## start PROVIDED RECORDS

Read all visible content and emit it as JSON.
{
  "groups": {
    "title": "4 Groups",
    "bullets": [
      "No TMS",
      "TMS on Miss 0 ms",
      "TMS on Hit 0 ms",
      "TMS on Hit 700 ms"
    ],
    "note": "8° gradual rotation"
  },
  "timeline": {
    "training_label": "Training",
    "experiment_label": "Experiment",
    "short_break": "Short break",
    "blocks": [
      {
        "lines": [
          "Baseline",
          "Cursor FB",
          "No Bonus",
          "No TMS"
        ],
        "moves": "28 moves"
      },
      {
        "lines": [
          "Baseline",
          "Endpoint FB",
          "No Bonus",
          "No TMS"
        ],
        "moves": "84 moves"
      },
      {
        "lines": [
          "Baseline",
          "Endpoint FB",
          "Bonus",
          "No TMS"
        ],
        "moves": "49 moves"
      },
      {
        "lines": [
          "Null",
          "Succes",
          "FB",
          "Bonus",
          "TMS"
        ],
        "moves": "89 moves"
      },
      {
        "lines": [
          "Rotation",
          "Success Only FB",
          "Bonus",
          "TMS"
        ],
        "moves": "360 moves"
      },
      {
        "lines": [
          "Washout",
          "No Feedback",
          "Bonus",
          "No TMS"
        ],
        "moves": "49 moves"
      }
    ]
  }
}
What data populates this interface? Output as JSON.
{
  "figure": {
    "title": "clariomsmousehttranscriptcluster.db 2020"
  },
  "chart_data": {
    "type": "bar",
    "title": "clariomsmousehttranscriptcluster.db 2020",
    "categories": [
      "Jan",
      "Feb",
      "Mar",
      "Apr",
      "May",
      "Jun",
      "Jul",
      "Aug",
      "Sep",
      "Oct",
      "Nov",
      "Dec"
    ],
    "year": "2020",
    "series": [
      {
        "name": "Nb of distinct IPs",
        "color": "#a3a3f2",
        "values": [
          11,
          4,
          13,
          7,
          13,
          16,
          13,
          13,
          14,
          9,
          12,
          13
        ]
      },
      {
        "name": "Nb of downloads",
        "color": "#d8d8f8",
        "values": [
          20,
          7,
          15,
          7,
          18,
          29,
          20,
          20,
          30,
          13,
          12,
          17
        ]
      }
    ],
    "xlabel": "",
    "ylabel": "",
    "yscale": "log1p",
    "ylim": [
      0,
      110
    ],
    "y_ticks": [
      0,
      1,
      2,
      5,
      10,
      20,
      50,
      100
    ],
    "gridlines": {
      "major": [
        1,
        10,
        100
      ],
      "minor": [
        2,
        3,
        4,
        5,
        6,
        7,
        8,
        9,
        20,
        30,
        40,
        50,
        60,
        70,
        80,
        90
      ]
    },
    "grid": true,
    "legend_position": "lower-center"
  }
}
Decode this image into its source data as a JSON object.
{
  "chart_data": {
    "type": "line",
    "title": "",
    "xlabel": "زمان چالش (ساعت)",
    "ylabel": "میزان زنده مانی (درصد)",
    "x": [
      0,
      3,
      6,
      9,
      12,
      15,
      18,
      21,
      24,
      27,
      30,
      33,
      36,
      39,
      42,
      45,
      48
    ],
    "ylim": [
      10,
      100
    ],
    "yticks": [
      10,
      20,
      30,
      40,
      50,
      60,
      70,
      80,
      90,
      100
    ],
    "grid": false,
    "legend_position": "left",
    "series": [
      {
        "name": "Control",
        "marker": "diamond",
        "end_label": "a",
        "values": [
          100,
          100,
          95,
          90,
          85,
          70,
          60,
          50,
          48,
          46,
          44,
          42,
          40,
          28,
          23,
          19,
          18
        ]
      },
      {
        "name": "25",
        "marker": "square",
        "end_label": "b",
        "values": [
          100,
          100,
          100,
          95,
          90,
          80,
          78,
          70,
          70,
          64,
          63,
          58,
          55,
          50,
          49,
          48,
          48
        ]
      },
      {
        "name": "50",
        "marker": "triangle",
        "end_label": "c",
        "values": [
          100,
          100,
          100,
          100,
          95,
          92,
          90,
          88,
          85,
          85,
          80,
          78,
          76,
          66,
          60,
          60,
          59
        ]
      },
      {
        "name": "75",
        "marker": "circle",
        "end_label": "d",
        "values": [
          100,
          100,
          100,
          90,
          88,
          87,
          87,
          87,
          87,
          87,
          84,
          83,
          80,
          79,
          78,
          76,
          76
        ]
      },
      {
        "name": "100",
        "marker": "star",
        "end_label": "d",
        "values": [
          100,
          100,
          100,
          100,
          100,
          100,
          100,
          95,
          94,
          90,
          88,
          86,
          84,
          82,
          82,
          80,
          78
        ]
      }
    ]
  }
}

## end PROVIDED RECORDS

| YOUR OBJECTIVE |
Extract every line above that contains the word "clariomsmousehttranscriptcluster".

| THE RESPONSE |
    "title": "clariomsmousehttranscriptcluster.db 2020"
    "title": "clariomsmousehttranscriptcluster.db 2020",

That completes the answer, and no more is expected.